▶ _TASK INSTRUCTIONS_: Pick out each line of the records that includes the string "limited", and copy it.

▶ _INPUT RECORDS_:
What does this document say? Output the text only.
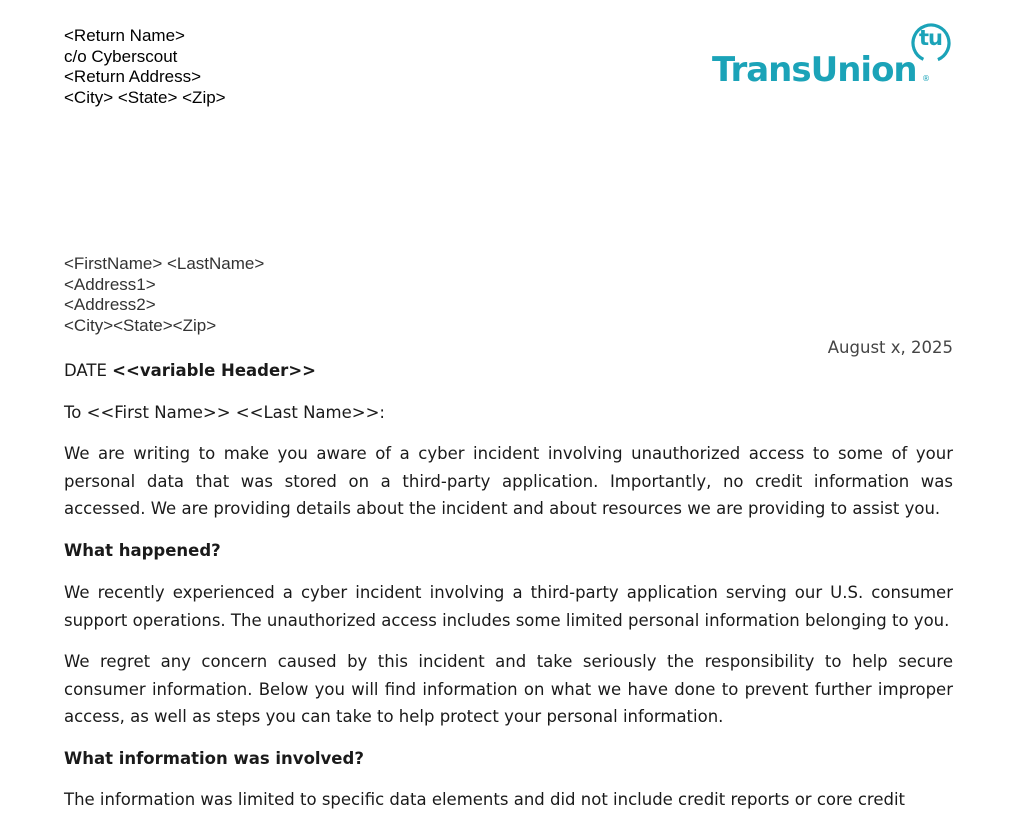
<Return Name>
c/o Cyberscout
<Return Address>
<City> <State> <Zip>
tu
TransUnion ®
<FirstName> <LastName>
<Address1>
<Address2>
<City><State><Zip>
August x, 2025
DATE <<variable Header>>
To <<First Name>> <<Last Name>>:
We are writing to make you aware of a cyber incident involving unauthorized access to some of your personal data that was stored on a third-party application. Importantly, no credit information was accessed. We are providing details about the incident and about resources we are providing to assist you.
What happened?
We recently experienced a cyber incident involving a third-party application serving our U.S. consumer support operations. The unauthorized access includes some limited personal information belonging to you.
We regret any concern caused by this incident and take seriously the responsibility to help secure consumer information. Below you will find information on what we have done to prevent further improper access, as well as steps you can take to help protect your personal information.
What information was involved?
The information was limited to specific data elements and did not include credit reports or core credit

▶ _WRITTEN RESPONSE_:
We recently experienced a cyber incident involving a third-party application serving our U.S. consumer support operations. The unauthorized access includes some limited personal information belonging to you.
The information was limited to specific data elements and did not include credit reports or core credit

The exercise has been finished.